:: Stored records ::
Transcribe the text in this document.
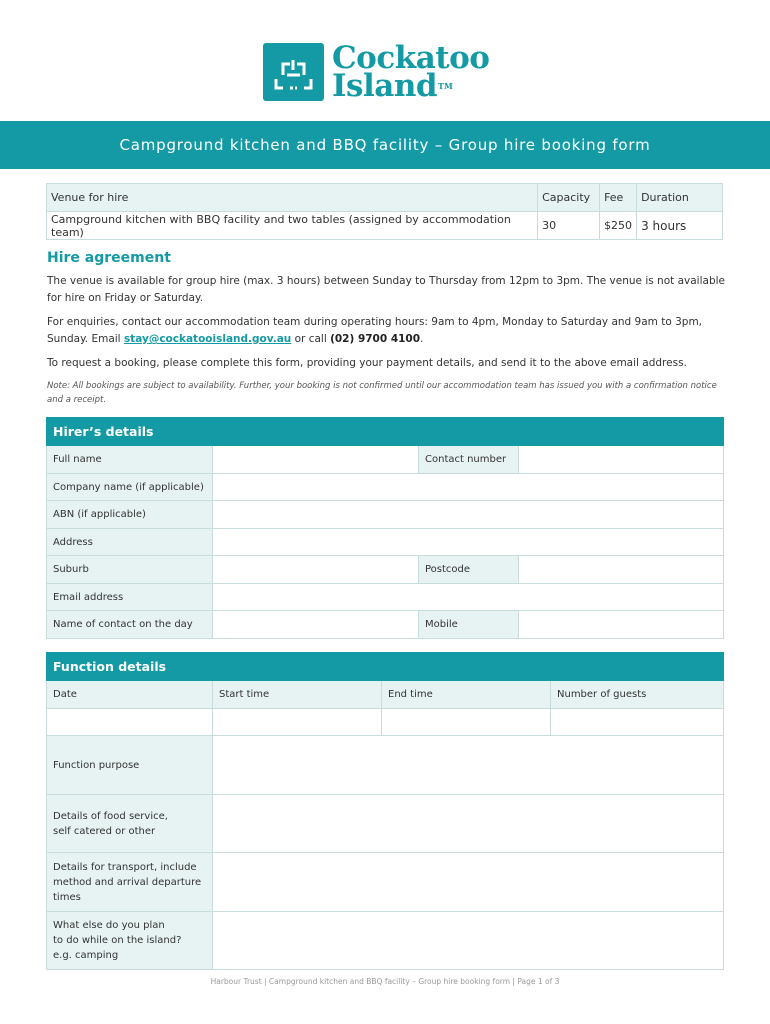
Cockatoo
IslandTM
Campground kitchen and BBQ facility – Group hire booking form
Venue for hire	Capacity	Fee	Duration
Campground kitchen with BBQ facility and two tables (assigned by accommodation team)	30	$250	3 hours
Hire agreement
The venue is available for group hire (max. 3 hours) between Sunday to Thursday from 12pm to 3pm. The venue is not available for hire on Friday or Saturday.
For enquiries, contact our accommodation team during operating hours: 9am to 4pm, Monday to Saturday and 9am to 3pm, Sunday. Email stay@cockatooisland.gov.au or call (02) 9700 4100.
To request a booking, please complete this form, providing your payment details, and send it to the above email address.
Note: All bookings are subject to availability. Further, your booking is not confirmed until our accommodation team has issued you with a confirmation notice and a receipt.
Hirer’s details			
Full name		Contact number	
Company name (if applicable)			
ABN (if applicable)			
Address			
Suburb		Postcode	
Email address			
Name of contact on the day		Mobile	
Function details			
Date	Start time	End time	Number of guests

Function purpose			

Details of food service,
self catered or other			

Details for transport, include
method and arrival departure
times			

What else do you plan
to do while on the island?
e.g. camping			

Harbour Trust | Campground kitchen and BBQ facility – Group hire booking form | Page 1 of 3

:: Directions ::
Copy the data character for character, but drop all pictures from the copy.

:: Exercise solution ::
Transcribe the text in this document.
Cockatoo
IslandTM
Campground kitchen and BBQ facility – Group hire booking form
Venue for hire	Capacity	Fee	Duration
Campground kitchen with BBQ facility and two tables (assigned by accommodation team)	30	$250	3 hours
Hire agreement
The venue is available for group hire (max. 3 hours) between Sunday to Thursday from 12pm to 3pm. The venue is not available for hire on Friday or Saturday.
For enquiries, contact our accommodation team during operating hours: 9am to 4pm, Monday to Saturday and 9am to 3pm, Sunday. Email stay@cockatooisland.gov.au or call (02) 9700 4100.
To request a booking, please complete this form, providing your payment details, and send it to the above email address.
Note: All bookings are subject to availability. Further, your booking is not confirmed until our accommodation team has issued you with a confirmation notice and a receipt.
Hirer’s details			
Full name		Contact number	
Company name (if applicable)			
ABN (if applicable)			
Address			
Suburb		Postcode	
Email address			
Name of contact on the day		Mobile	
Function details			
Date	Start time	End time	Number of guests

Function purpose			

Details of food service,
self catered or other			

Details for transport, include
method and arrival departure
times			

What else do you plan
to do while on the island?
e.g. camping			

Harbour Trust | Campground kitchen and BBQ facility – Group hire booking form | Page 1 of 3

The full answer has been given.